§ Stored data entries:

▼

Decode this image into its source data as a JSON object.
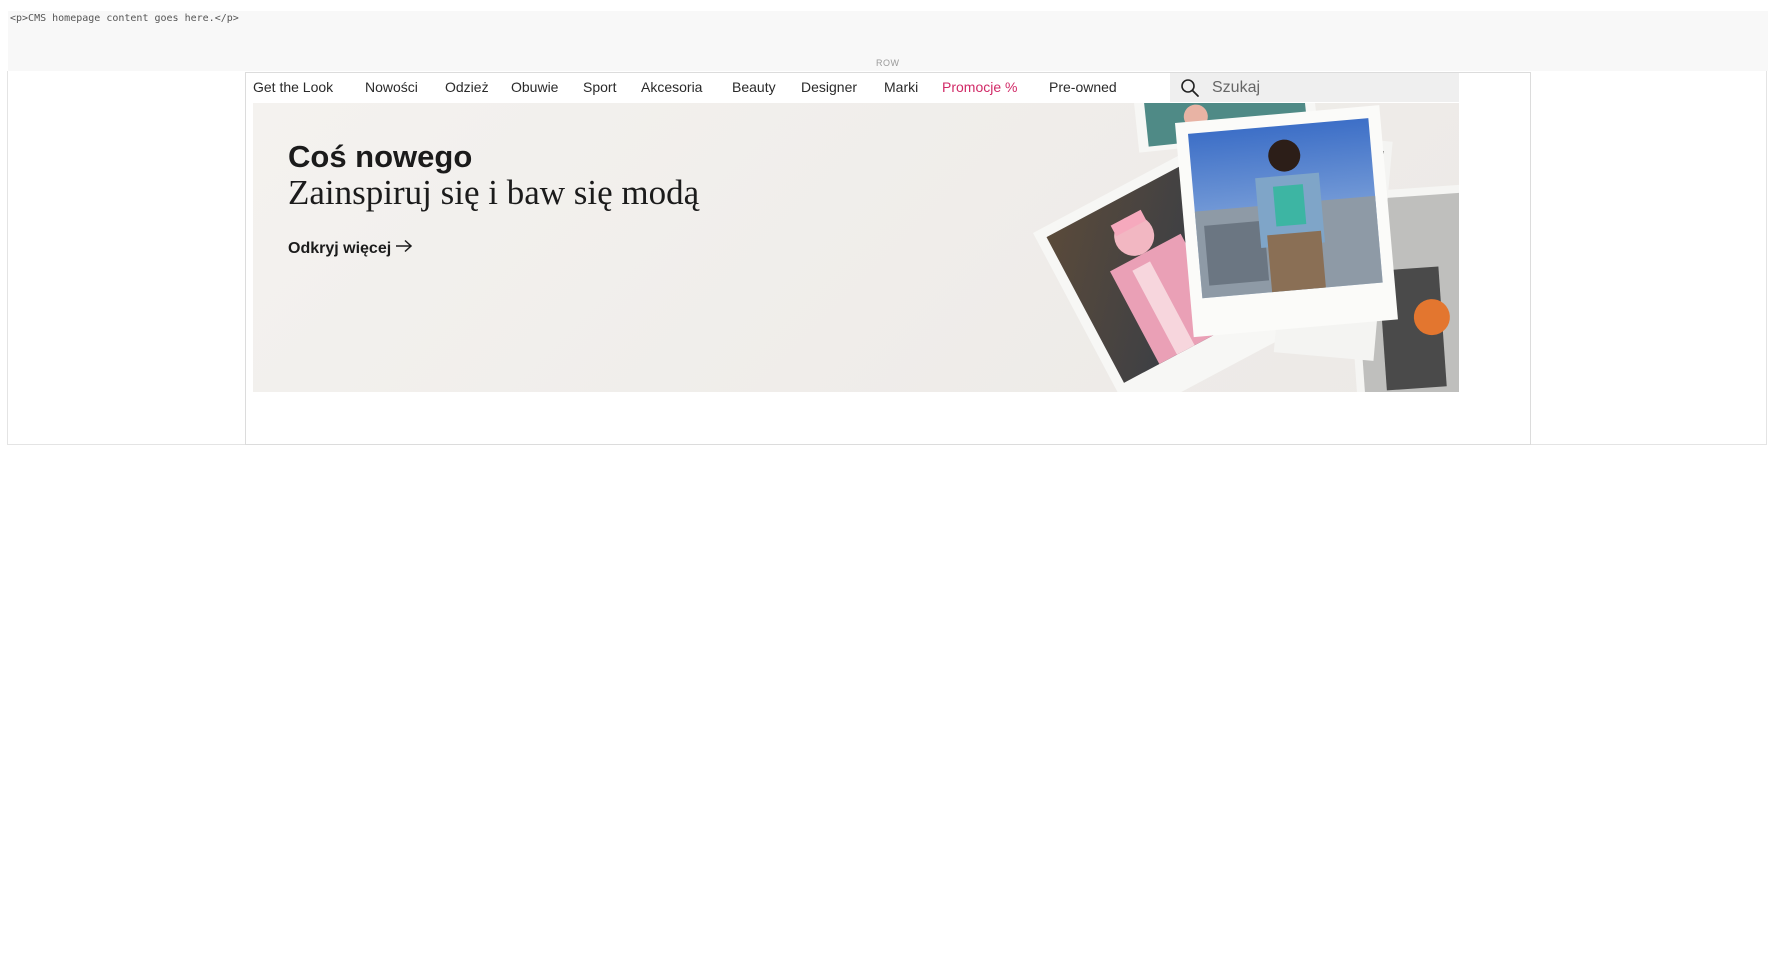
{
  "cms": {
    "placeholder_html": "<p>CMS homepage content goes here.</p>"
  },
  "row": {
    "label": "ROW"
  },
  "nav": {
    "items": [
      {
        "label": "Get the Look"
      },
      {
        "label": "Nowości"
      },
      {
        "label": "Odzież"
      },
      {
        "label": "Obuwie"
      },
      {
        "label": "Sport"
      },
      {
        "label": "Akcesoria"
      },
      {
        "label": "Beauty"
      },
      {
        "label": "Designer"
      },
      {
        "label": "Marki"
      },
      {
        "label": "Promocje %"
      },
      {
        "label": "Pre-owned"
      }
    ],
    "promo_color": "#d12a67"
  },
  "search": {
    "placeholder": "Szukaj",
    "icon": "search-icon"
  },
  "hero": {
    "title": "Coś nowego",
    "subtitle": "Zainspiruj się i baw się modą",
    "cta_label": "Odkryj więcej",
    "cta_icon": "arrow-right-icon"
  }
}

▲
▼

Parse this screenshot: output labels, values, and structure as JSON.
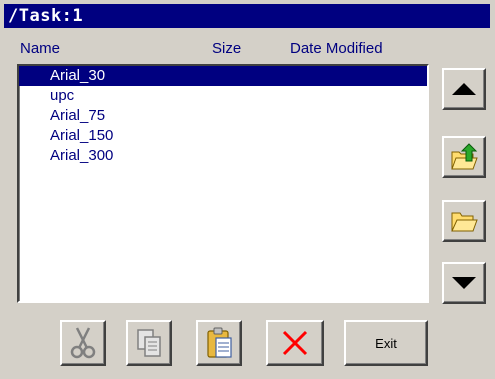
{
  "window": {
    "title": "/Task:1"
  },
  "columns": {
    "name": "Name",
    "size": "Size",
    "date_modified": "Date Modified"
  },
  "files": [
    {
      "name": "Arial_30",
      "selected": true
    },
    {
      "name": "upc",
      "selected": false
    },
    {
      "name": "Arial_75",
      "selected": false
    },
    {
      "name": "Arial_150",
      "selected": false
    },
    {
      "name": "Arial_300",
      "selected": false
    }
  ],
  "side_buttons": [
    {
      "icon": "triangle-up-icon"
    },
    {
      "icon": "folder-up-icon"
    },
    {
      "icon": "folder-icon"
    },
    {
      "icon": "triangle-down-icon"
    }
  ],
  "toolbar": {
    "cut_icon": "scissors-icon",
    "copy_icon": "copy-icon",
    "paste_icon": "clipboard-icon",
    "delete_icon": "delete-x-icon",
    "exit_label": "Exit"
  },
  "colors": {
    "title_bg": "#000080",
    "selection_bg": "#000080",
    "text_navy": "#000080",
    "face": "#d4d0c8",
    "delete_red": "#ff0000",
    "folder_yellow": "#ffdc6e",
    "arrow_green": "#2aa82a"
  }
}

▲
▼

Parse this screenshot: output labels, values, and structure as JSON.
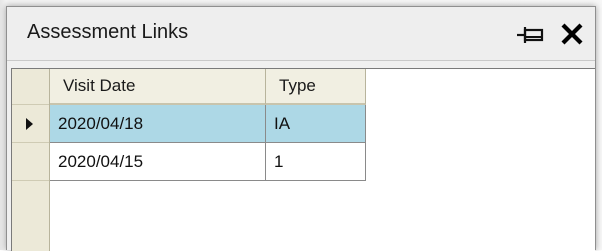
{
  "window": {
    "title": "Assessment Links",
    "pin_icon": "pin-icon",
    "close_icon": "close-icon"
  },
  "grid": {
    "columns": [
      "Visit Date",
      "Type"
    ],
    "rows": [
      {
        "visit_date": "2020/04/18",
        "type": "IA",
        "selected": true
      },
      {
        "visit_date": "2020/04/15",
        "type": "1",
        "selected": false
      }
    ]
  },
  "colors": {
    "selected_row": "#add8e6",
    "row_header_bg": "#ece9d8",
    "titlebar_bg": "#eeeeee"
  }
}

▲

§ Task: Only a number is expected here: the count of lines in the listing that hold the string "icon".

§ Solution to the problem: 12